**Assigned task 1:** In the Sitka advisory committee article, condense the paragraph beginning "The Alaska Board of Fisheries is the regulatory body" into a bulleted list that keeps its main facts.
**Assigned task 2:** Reproduce word for word the passage of the Sitka advisory committee article starting with "Heather Bauscher works" and going on through "chair, Heather Bauscher.".
**Assigned task 3:** Name every person identified by name anywhere in the Sitka advisory committee article, including photo credits and captions.

**Text under study:**
________________________________________
Heather Bauscher works the gear aboard the troller I Gotta in Sitka Sound. Bauscher led the Sitka Advisory Committee through over 20 meetings as it vetted dozens of fisheries management proposals for the area — a critical part of the state’s management process. (Eric Jordan photo)

Sitka’s Fish & Game Advisory Committee has been recognized by the Alaska Board of Fisheries, for exceptional service, especially on the part of its chair, Heather Bauscher.

Board chair Märit Carlson-Van Dort made the presentation Sunday morning (3-13-21), midway through the Board’s 14-day 2022 Southeast Finfish and Shellfish meeting in Anchorage.

“Before we break for lunch, I wanted to take a minute to recognize some exemplary service on an advisory committee,” said Carlson-Van Dort. “Heather Bauscher is the chair of the Sitka Advisory Committee. She was elected in the fall of 2020, following the resignation of a long serving chairman. In response to the COVID 19 pandemic, she embraced the new Zoom meeting format, and created additional opportunities for members of the public to participate in the AC process through web conferencing technology. The Sitka AC held more than 20 meetings to address the Board of Fisheries Southeast finfish and shellfish proposals. And under Heather’s direction, the Sitka AC held weekly meetings, and sometimes, as she mentioned earlier, meeting twice, and even three times a week to weigh in on local proposals and topics relevant beyond Southeast Alaska. As chair, Heather uses her position to facilitate constructive dialogue between members and helps focus the advisory committee activity into tangible formats, including letters, resolutions, and comments to governing bodies. And Heather, we just want to thank you so much for your service and your exemplary leadership on the Sitka AC. Thank you. Well done.”

Sitka Advisory Committee chair Heather Bauscher (c.) with Alaska Fish & Game Commissioner Doug Vincent-Lang, and Alaska Board of Fisheries chair Märit Carlson-Van Dort. (Photo provided.)

At her next appearance before the board, which came shortly after lunch, Bauscher credited her fellow committee members – 17 of them, all volunteers – and the many Fish & Game biologists who contribute to AC, for making the process in Sitka exceptional.

“I want to say thank you earlier for that award,” Bauscher said. “I was completely shocked and caught off guard and really appreciate it and want to express so much gratitude to the whole Advisory Committee because this wouldn’t have gone this well without all their support and mentorship, and I’m grateful to all the people in the community for working through us on all those meetings.”

The Alaska Board of Fisheries is the regulatory body in the state. It meets every two years to consider dozens of proposals for management of Southeast Alaska’s fisheries – every one of which is vetted by a local advisory committee – or “AC”– like the one in Sitka.
________________________________________
Collected data
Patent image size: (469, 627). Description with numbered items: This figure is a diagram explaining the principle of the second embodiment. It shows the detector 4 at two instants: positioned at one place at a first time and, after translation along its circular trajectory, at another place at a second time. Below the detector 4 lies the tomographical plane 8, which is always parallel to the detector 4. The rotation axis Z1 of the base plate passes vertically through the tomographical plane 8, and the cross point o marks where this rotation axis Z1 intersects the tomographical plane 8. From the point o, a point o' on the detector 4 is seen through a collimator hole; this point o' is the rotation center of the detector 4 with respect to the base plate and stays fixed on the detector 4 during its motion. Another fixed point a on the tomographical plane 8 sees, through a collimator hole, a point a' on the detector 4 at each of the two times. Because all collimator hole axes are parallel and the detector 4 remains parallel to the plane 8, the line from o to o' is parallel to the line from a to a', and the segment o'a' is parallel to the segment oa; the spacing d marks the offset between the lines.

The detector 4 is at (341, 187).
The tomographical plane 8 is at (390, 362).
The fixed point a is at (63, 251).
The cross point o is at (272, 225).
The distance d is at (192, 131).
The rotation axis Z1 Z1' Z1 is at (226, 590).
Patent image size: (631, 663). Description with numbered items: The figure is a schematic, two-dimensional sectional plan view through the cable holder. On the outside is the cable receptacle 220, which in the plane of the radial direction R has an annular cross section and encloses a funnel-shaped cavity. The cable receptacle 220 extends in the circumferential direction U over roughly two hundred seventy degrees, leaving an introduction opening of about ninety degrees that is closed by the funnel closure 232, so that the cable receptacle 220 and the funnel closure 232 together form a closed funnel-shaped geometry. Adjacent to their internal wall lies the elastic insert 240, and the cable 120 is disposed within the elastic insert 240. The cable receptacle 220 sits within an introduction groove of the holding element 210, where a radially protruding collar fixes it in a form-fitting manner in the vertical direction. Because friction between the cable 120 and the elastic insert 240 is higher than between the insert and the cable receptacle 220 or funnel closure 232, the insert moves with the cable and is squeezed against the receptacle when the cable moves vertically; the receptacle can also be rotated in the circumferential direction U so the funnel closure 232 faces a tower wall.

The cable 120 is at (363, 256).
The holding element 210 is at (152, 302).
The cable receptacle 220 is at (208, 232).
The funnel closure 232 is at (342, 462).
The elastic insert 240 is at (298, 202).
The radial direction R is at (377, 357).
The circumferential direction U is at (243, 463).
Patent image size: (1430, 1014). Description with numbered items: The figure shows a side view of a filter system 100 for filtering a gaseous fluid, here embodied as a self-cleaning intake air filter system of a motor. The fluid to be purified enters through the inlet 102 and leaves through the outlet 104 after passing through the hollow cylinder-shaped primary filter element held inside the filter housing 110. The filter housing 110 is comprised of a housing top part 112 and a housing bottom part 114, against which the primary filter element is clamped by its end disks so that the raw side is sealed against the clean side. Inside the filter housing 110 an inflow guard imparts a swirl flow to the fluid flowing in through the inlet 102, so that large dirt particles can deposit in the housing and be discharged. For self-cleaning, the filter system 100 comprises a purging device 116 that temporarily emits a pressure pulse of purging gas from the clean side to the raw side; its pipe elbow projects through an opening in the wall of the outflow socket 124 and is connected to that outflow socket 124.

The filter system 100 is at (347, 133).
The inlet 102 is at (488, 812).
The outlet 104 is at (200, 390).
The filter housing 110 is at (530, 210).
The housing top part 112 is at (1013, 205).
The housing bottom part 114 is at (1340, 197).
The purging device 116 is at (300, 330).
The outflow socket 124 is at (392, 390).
________________________________________
**Task answer 1:**
- The Alaska Board of Fisheries is the state's regulatory body.
- It meets every two years.
- At those meetings it considers dozens of proposals for managing Southeast Alaska's fisheries.
- A local advisory committee ("AC"), such as the one in Sitka, vets every one of those proposals.

**Task answer 2:**
Heather Bauscher works the gear aboard the troller I Gotta in Sitka Sound. Bauscher led the Sitka Advisory Committee through over 20 meetings as it vetted dozens of fisheries management proposals for the area — a critical part of the state’s management process. (Eric Jordan photo)

Sitka’s Fish & Game Advisory Committee has been recognized by the Alaska Board of Fisheries, for exceptional service, especially on the part of its chair, Heather Bauscher.

**Task answer 3:**
- Heather Bauscher
- Eric Jordan
- Märit Carlson-Van Dort
- Doug Vincent-Lang